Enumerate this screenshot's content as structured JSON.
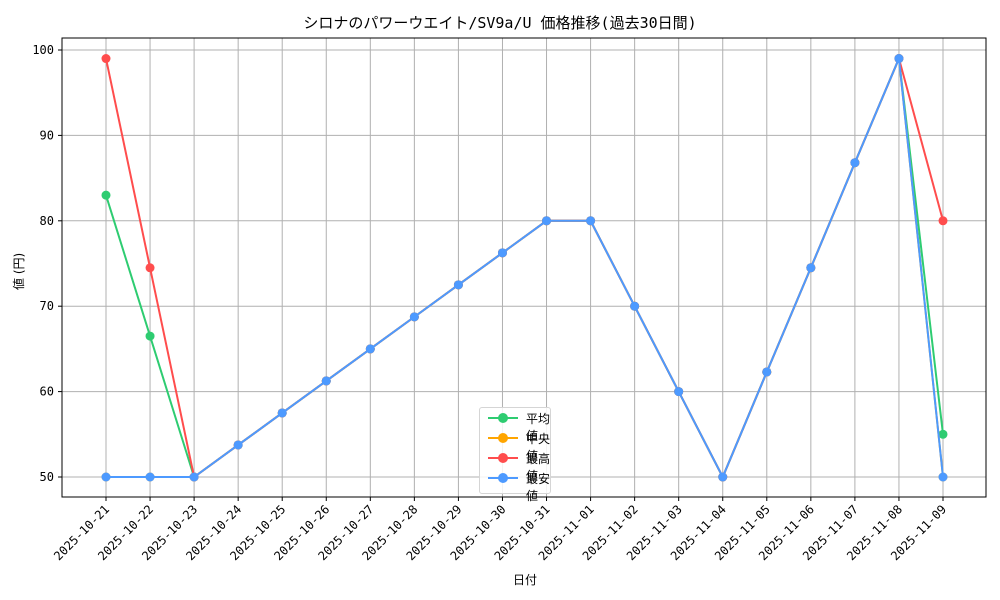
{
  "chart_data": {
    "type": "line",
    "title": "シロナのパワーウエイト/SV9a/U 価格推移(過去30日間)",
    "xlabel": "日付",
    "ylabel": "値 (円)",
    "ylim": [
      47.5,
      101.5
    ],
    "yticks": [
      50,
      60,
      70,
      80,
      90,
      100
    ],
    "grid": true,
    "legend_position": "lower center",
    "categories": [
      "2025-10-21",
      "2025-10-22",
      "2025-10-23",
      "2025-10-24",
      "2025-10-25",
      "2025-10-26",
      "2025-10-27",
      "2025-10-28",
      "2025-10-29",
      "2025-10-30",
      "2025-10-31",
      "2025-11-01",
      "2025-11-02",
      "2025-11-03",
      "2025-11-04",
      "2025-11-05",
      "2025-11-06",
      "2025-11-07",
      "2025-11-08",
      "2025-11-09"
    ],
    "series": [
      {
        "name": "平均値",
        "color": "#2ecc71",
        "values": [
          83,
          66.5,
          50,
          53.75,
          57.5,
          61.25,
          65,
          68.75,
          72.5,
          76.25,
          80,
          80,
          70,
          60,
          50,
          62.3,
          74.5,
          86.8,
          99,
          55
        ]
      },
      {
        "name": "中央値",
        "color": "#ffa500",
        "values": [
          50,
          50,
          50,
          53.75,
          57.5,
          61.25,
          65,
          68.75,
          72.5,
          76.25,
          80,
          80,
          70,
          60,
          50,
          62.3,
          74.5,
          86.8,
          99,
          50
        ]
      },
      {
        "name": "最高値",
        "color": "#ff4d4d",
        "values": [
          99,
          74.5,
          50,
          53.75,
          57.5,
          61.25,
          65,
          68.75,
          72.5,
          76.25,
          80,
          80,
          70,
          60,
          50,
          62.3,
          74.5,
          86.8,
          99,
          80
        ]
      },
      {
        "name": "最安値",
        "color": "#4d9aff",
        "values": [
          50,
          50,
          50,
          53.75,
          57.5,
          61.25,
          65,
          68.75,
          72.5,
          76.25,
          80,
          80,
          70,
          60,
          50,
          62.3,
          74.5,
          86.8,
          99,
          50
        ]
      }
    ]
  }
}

* * *

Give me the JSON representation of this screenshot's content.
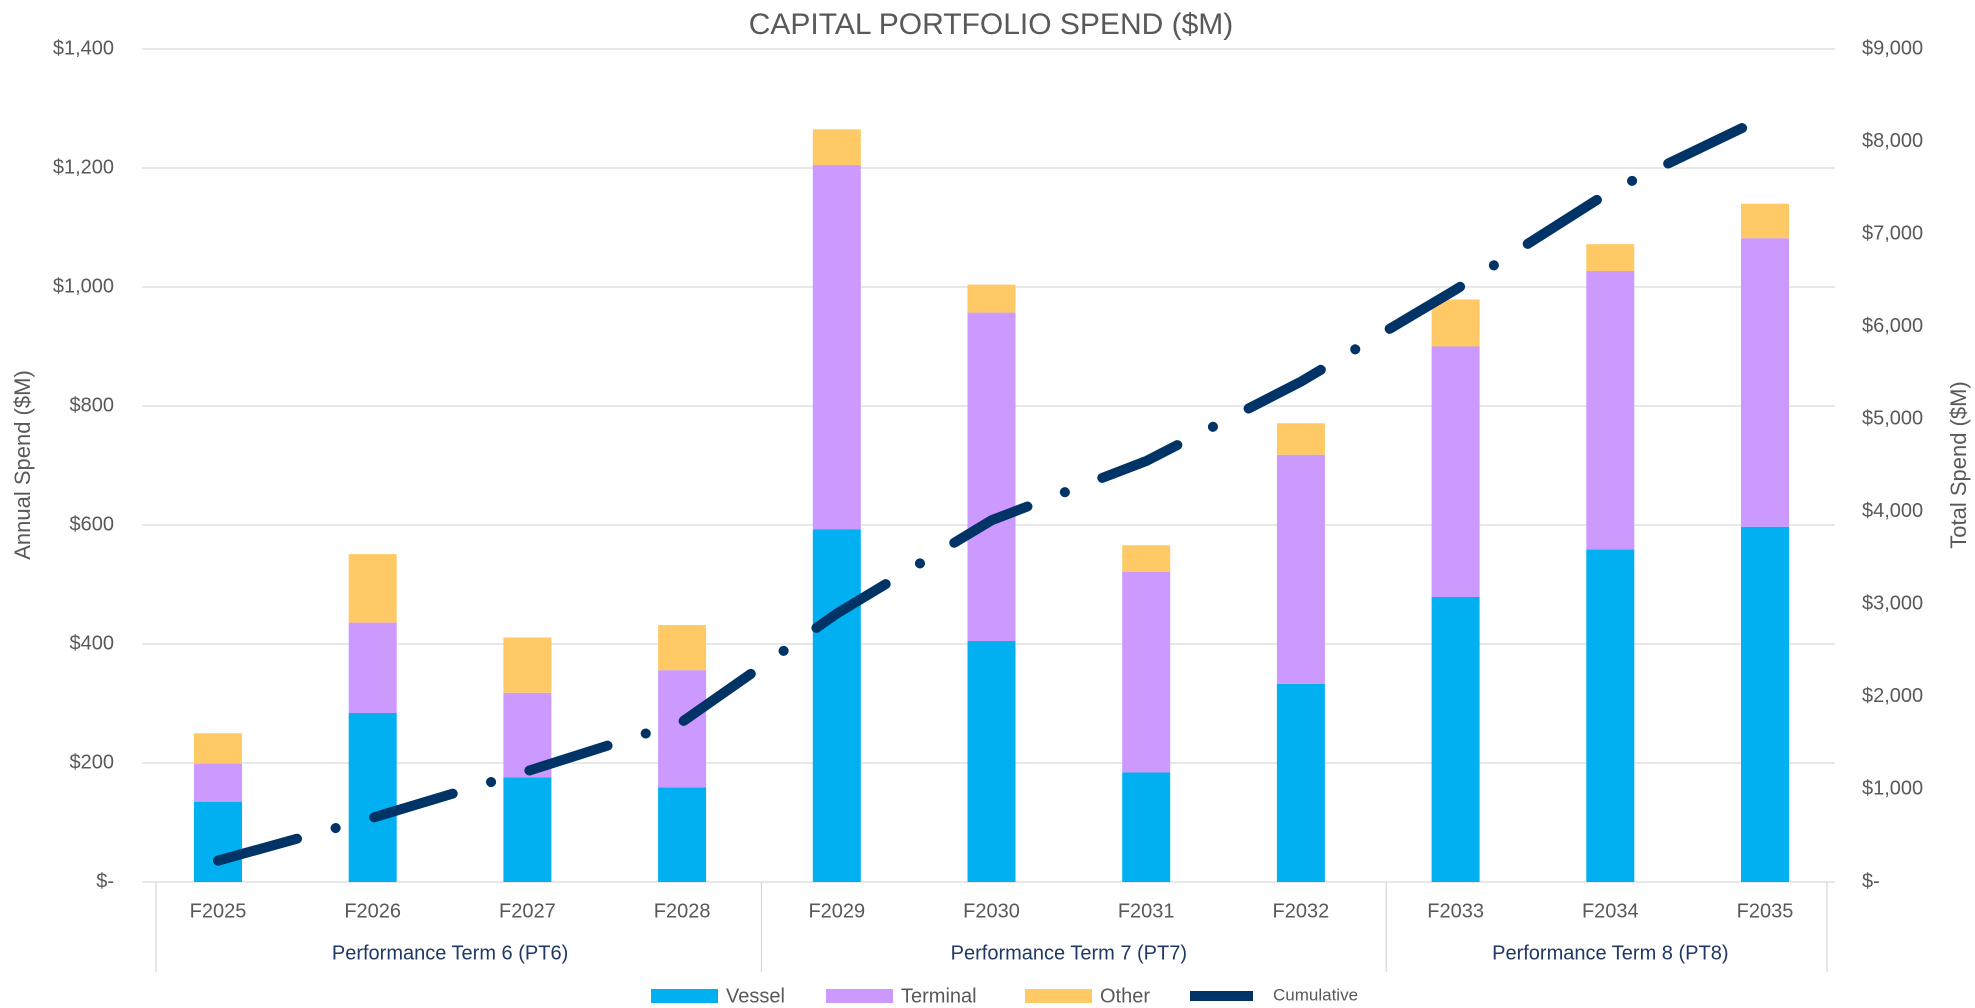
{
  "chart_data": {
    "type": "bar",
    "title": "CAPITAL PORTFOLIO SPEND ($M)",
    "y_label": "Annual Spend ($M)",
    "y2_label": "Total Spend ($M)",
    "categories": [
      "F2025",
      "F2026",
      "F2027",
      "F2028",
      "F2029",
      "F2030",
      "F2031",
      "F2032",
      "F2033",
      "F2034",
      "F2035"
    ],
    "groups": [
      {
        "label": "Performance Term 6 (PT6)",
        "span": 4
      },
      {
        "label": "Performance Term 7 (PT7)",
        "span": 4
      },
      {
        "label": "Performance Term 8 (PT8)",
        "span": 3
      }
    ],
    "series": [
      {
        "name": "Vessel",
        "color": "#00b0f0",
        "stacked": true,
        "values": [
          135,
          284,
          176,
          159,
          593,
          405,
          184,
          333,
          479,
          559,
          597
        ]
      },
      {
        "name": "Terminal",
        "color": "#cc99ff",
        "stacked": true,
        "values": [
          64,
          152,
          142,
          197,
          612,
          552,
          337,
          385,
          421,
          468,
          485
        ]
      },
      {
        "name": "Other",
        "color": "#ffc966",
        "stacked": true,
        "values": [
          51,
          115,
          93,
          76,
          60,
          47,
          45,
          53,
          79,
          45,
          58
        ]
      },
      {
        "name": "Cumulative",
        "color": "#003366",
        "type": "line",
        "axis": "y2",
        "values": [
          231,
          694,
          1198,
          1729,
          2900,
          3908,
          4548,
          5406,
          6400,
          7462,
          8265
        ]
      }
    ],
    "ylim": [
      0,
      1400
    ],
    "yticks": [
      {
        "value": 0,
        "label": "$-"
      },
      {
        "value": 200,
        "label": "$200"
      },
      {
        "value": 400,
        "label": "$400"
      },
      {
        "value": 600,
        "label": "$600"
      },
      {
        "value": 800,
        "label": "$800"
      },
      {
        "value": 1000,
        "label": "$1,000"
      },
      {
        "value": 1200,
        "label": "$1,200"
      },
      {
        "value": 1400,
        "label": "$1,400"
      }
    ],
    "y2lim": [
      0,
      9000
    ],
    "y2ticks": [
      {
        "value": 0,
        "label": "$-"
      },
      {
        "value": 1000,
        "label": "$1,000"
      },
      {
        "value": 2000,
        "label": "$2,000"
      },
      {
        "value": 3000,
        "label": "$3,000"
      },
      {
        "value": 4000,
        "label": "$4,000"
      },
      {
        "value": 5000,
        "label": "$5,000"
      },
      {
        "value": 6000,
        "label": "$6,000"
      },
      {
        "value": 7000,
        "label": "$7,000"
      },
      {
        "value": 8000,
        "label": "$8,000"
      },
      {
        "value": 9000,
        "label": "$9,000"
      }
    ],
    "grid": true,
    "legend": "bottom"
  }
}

» TASK REQUIREMENTS
State how many lines of the material contain the string "this", with no other words.

» WRITTEN RESPONSE
2